What this task involves: For each line in the data below that holds "avoit", return a copy.

Material shown:
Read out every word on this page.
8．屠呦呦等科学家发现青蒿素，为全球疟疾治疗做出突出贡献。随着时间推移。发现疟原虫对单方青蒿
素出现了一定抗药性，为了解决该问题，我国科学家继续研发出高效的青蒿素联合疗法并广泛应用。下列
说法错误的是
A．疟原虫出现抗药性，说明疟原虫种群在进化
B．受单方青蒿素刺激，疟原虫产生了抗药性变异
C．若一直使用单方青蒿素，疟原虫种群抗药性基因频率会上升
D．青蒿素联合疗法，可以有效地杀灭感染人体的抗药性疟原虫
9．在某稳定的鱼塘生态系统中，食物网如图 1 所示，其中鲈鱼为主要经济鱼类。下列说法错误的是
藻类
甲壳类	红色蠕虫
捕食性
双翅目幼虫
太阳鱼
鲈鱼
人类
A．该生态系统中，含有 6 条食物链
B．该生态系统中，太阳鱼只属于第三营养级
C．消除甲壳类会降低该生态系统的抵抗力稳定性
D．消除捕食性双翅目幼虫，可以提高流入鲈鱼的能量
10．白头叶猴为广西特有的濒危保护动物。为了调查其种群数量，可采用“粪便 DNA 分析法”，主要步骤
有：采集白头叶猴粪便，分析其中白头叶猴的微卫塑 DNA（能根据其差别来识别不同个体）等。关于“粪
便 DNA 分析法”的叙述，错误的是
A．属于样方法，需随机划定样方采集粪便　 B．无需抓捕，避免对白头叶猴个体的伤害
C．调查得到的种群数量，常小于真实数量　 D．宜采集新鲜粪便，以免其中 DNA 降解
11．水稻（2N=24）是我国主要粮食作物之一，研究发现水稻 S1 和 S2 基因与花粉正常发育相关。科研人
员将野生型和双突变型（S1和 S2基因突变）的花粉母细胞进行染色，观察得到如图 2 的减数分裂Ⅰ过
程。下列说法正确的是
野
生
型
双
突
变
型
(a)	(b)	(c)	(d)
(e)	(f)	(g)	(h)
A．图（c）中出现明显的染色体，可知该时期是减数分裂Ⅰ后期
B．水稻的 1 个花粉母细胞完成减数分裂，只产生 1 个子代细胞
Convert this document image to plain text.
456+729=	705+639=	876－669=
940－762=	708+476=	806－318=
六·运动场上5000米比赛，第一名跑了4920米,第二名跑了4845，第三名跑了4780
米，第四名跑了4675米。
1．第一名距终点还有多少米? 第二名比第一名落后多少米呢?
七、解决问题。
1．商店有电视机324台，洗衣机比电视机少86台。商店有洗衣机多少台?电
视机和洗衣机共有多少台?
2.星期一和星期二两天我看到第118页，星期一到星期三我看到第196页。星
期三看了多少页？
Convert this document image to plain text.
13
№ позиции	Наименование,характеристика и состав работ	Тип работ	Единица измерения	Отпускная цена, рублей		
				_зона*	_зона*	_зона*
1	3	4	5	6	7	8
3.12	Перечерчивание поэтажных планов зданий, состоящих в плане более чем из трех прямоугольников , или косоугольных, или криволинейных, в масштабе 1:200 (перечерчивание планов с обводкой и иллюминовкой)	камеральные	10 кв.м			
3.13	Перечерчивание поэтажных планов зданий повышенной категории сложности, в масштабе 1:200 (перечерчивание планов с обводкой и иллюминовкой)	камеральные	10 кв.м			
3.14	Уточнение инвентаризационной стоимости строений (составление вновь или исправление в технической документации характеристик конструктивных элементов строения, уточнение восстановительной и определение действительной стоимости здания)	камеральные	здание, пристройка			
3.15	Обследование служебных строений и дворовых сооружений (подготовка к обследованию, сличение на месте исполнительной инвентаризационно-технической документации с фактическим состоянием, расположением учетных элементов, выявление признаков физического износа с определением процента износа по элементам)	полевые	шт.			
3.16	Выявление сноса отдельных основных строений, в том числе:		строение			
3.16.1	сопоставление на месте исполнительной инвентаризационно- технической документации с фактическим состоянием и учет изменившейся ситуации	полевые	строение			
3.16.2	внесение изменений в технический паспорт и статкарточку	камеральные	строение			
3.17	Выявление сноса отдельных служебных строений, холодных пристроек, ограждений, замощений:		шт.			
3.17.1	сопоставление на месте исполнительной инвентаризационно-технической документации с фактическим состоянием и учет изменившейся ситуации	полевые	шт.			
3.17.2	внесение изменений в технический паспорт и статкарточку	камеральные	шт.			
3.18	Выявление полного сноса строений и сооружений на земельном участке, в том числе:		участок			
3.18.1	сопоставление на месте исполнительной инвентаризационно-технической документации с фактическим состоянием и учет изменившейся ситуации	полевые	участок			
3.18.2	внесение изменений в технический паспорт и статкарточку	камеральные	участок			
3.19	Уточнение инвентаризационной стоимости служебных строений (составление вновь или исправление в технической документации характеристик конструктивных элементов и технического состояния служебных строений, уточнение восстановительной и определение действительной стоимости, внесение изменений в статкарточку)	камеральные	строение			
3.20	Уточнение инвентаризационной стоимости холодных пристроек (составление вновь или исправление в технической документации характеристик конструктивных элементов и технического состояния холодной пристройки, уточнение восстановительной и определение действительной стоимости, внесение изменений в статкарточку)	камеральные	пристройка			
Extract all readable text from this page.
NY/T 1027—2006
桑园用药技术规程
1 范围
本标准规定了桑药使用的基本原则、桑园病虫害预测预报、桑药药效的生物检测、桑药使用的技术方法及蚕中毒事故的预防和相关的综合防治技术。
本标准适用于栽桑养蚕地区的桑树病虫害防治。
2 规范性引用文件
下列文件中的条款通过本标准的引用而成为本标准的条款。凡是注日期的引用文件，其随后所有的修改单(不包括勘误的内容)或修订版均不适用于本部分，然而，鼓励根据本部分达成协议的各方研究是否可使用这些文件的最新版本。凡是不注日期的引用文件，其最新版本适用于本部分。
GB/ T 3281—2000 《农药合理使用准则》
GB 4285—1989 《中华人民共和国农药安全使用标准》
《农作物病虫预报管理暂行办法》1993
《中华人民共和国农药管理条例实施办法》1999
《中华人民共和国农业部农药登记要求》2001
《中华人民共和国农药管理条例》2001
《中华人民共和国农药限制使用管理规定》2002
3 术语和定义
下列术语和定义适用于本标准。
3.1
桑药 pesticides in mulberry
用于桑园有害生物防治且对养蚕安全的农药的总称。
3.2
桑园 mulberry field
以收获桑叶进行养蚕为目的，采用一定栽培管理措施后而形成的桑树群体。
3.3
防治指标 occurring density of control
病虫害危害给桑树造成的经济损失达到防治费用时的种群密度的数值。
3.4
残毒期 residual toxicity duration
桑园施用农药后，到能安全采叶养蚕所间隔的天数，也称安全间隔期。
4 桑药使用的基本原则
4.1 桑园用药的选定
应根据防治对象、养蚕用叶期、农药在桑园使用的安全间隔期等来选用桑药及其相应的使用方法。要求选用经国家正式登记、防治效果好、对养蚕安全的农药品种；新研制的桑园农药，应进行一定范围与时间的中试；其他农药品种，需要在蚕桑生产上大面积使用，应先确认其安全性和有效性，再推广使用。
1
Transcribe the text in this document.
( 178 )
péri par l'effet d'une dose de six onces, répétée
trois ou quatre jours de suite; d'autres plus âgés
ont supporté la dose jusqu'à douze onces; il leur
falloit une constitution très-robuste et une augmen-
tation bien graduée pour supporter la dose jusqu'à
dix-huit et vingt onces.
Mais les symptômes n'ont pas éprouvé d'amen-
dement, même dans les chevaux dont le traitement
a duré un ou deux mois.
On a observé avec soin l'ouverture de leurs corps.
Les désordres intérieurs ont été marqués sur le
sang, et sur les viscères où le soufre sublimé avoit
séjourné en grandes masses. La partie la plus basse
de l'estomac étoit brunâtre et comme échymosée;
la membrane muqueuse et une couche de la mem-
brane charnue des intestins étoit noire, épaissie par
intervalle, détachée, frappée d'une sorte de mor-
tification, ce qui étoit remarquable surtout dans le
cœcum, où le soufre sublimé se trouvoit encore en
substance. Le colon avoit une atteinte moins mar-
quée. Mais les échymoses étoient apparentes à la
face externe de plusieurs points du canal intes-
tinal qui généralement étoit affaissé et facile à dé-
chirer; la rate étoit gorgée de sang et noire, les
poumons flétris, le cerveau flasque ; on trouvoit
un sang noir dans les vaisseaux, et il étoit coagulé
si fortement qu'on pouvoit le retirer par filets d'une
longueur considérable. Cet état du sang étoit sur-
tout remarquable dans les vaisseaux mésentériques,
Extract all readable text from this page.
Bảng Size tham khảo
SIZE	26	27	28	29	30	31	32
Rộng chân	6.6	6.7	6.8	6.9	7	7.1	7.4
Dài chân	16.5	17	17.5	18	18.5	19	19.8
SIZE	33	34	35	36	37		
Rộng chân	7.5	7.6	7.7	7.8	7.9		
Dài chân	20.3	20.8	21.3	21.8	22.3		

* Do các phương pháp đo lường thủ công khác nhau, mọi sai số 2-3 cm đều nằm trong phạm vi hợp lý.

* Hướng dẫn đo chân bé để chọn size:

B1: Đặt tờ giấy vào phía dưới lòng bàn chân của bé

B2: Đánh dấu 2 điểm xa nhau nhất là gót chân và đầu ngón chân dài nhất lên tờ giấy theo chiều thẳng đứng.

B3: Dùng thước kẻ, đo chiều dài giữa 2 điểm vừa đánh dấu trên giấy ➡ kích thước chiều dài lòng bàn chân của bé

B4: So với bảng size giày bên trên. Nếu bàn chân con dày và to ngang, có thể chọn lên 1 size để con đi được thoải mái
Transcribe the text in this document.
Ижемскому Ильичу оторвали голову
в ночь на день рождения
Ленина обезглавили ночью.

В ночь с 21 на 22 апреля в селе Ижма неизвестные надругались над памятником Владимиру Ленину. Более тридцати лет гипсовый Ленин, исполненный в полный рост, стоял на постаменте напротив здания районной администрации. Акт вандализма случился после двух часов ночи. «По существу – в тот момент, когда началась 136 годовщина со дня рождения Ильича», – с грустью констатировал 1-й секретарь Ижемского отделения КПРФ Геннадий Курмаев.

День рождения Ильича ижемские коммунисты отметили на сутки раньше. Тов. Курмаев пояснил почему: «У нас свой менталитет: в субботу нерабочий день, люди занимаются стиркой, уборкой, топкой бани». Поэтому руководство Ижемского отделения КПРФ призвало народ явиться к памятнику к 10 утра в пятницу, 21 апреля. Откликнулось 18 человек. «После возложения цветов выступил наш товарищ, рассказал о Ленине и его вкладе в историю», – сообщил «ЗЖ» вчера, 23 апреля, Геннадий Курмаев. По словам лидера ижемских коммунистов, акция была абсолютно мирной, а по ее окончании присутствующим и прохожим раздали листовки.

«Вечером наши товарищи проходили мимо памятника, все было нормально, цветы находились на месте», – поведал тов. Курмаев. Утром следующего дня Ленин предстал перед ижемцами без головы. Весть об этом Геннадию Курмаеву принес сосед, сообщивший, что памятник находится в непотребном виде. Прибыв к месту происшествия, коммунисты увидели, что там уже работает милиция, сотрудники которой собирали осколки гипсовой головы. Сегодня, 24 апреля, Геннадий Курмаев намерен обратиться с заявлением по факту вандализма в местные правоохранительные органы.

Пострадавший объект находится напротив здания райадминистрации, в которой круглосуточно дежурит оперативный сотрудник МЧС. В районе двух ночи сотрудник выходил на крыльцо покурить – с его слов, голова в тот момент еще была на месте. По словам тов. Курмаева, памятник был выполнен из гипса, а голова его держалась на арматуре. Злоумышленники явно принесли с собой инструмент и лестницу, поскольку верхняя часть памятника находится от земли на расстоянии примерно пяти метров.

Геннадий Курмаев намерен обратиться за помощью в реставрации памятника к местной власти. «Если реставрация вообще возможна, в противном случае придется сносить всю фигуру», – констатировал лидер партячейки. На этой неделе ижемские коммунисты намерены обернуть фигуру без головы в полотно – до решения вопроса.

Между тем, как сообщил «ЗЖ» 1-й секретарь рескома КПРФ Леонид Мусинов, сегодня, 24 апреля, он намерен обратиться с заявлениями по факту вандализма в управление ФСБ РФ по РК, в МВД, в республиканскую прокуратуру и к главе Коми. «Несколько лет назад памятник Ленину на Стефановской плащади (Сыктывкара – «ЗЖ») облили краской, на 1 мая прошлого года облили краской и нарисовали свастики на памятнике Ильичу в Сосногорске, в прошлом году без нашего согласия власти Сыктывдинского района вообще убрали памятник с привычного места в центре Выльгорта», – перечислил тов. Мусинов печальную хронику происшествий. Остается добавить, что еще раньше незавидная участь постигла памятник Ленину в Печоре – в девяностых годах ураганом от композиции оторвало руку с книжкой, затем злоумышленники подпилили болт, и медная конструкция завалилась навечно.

Exercise response:
sang, et sur les viscères où le soufre sublimé avoit
substance. Le colon avoit une atteinte moins mar-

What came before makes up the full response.